* **THE TASK**
Take every line from the material that has the word "home" in it.

* **RAW RECORDS**
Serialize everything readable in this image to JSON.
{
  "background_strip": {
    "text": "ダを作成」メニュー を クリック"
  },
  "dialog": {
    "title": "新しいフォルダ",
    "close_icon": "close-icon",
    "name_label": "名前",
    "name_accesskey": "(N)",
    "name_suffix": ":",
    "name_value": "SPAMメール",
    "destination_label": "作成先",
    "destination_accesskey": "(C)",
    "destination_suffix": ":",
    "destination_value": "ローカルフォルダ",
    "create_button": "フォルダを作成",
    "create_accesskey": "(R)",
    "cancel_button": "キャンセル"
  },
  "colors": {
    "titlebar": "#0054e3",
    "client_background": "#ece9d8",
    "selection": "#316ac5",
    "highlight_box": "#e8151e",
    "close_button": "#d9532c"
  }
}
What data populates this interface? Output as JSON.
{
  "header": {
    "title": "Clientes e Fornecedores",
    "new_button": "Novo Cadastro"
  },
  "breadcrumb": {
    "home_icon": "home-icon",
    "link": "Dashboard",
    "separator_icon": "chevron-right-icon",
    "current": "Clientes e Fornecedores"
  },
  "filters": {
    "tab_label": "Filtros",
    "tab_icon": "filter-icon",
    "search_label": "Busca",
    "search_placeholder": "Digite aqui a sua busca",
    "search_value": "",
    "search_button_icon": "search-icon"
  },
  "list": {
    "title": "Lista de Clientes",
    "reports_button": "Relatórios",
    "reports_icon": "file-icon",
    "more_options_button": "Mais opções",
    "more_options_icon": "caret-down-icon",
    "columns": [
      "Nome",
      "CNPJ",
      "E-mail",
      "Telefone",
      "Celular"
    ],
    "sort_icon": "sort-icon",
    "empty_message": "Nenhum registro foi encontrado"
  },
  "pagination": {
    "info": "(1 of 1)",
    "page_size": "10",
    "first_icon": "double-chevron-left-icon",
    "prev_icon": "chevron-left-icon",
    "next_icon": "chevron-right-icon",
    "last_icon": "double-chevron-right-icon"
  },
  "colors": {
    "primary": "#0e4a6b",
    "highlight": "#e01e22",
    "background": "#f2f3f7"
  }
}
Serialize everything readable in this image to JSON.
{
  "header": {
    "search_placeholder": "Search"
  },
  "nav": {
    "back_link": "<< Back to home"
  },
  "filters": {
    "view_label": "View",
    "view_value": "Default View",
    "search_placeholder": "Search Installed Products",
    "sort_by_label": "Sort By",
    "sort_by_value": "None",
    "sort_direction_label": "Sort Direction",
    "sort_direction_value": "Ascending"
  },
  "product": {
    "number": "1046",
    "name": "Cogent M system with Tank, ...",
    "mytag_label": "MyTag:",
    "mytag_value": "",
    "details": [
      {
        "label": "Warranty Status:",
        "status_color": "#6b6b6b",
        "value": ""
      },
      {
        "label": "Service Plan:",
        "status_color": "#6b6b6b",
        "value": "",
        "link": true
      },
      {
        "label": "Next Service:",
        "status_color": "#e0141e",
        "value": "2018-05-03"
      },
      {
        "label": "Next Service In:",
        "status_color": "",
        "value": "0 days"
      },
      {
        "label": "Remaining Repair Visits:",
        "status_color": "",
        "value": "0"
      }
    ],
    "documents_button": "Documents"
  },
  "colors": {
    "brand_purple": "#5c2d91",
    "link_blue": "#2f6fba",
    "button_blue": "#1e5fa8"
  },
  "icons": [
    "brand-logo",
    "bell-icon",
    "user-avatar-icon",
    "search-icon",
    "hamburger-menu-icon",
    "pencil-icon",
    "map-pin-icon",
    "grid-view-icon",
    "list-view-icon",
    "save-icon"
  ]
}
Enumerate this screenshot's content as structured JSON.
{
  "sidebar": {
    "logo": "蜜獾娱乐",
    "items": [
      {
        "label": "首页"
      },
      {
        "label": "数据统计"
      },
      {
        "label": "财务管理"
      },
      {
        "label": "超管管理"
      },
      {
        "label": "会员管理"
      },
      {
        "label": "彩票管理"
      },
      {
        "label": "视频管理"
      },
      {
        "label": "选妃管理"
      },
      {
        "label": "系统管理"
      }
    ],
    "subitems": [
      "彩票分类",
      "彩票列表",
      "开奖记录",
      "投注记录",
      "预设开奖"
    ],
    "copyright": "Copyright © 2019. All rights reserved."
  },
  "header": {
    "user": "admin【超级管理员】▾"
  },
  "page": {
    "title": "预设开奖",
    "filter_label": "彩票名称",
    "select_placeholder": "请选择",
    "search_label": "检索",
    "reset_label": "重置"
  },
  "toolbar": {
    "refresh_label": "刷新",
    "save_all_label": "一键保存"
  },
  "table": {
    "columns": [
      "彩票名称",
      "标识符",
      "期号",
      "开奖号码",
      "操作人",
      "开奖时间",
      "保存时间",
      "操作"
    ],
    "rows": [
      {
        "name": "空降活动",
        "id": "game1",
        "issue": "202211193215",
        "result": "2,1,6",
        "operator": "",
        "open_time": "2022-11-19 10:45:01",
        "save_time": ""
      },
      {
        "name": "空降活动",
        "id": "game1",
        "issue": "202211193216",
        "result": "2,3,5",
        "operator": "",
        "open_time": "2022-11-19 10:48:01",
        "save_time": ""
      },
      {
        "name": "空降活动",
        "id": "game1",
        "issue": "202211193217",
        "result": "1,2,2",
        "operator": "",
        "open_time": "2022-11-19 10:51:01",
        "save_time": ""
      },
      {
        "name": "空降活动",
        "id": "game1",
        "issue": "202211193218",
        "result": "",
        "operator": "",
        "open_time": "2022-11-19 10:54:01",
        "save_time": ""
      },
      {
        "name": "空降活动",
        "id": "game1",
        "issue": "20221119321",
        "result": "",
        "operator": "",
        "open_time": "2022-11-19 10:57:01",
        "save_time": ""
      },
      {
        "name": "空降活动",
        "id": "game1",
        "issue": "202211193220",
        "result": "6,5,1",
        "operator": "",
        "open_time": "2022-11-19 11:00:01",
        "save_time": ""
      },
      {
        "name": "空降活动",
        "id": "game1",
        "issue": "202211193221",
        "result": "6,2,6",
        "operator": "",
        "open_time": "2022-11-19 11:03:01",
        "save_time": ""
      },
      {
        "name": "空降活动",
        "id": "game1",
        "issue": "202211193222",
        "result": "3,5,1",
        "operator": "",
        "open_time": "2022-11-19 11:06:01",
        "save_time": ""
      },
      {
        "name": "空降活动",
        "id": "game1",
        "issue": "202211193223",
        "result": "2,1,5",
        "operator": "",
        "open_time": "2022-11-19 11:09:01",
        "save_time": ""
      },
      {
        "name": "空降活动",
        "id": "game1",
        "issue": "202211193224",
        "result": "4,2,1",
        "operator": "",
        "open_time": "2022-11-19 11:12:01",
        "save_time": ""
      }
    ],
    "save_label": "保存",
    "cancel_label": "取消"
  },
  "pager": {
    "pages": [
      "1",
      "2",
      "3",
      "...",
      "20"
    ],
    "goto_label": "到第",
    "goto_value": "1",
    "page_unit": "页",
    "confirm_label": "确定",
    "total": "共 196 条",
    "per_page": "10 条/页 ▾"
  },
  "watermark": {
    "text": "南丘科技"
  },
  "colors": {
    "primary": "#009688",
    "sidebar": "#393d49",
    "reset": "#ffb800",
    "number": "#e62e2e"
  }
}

* **COMPLETED EXERCISE**
    "home_icon": "home-icon",
    "back_link": "<< Back to home"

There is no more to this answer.